GIVEN TASK = Omit the pictures, then reproduce every remaining record exactly.

○ ○ ○ ○ ○ ○ ○

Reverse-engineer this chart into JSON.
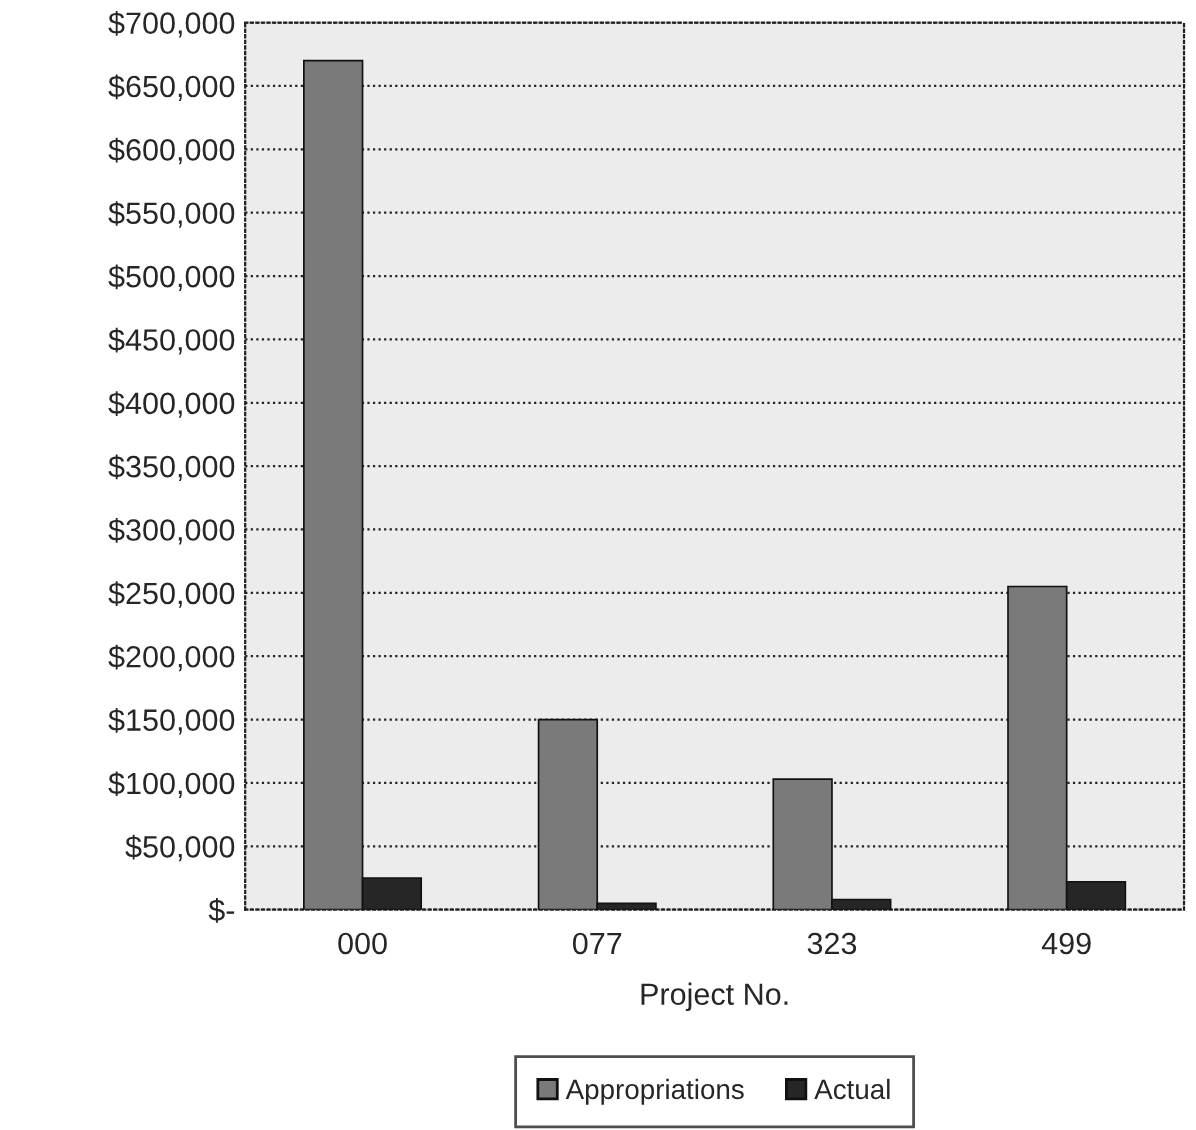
{
  "chart_data": {
    "type": "bar",
    "xlabel": "Project No.",
    "categories": [
      "000",
      "077",
      "323",
      "499"
    ],
    "series": [
      {
        "name": "Appropriations",
        "color": "#7a7a7a",
        "values": [
          670000,
          150000,
          103000,
          255000
        ]
      },
      {
        "name": "Actual",
        "color": "#262626",
        "values": [
          25000,
          5000,
          8000,
          22000
        ]
      }
    ],
    "ylim": [
      0,
      700000
    ],
    "yticks": [
      {
        "value": 0,
        "label": "$-"
      },
      {
        "value": 50000,
        "label": "$50,000"
      },
      {
        "value": 100000,
        "label": "$100,000"
      },
      {
        "value": 150000,
        "label": "$150,000"
      },
      {
        "value": 200000,
        "label": "$200,000"
      },
      {
        "value": 250000,
        "label": "$250,000"
      },
      {
        "value": 300000,
        "label": "$300,000"
      },
      {
        "value": 350000,
        "label": "$350,000"
      },
      {
        "value": 400000,
        "label": "$400,000"
      },
      {
        "value": 450000,
        "label": "$450,000"
      },
      {
        "value": 500000,
        "label": "$500,000"
      },
      {
        "value": 550000,
        "label": "$550,000"
      },
      {
        "value": 600000,
        "label": "$600,000"
      },
      {
        "value": 650000,
        "label": "$650,000"
      },
      {
        "value": 700000,
        "label": "$700,000"
      }
    ],
    "grid": "y",
    "legend": "bottom"
  }
}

○ ○ ○ ○ ○ ○ ○

ANSWER BELOW =
Reverse-engineer this chart into JSON.
{
  "chart_data": {
    "type": "bar",
    "xlabel": "Project No.",
    "categories": [
      "000",
      "077",
      "323",
      "499"
    ],
    "series": [
      {
        "name": "Appropriations",
        "color": "#7a7a7a",
        "values": [
          670000,
          150000,
          103000,
          255000
        ]
      },
      {
        "name": "Actual",
        "color": "#262626",
        "values": [
          25000,
          5000,
          8000,
          22000
        ]
      }
    ],
    "ylim": [
      0,
      700000
    ],
    "yticks": [
      {
        "value": 0,
        "label": "$-"
      },
      {
        "value": 50000,
        "label": "$50,000"
      },
      {
        "value": 100000,
        "label": "$100,000"
      },
      {
        "value": 150000,
        "label": "$150,000"
      },
      {
        "value": 200000,
        "label": "$200,000"
      },
      {
        "value": 250000,
        "label": "$250,000"
      },
      {
        "value": 300000,
        "label": "$300,000"
      },
      {
        "value": 350000,
        "label": "$350,000"
      },
      {
        "value": 400000,
        "label": "$400,000"
      },
      {
        "value": 450000,
        "label": "$450,000"
      },
      {
        "value": 500000,
        "label": "$500,000"
      },
      {
        "value": 550000,
        "label": "$550,000"
      },
      {
        "value": 600000,
        "label": "$600,000"
      },
      {
        "value": 650000,
        "label": "$650,000"
      },
      {
        "value": 700000,
        "label": "$700,000"
      }
    ],
    "grid": "y",
    "legend": "bottom"
  }
}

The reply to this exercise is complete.